Supplied records =>
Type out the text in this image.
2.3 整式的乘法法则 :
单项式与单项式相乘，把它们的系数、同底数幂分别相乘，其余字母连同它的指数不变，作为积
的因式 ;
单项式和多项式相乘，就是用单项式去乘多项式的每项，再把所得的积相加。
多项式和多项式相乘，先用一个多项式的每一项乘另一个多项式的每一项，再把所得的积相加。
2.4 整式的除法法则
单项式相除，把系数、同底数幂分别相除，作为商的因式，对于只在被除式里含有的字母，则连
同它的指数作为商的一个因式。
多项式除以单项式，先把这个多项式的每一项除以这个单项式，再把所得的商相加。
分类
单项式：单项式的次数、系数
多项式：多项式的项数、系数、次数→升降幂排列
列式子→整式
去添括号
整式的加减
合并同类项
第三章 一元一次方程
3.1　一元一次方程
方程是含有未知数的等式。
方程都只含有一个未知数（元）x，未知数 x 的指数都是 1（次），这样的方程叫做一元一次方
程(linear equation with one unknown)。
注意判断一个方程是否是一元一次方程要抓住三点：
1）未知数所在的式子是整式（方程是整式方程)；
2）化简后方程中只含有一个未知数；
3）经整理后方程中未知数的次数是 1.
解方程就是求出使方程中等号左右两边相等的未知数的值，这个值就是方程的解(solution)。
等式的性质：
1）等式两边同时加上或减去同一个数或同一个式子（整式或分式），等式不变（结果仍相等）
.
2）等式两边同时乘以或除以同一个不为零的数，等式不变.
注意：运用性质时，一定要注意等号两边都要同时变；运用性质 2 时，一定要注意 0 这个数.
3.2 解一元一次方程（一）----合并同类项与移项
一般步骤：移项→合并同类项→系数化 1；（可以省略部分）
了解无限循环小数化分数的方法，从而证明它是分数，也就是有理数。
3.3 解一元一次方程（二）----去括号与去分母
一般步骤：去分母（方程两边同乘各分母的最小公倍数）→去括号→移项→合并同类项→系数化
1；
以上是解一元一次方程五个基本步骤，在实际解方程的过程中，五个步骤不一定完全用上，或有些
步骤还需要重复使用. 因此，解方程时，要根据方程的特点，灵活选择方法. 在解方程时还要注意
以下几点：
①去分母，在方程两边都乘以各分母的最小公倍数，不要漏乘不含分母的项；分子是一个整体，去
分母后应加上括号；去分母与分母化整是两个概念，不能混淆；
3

Exercise task => Using the records given above, list every line that includes the word "再把所得的积相加".

Correct result =>
单项式和多项式相乘，就是用单项式去乘多项式的每项，再把所得的积相加。
多项式和多项式相乘，先用一个多项式的每一项乘另一个多项式的每一项，再把所得的积相加。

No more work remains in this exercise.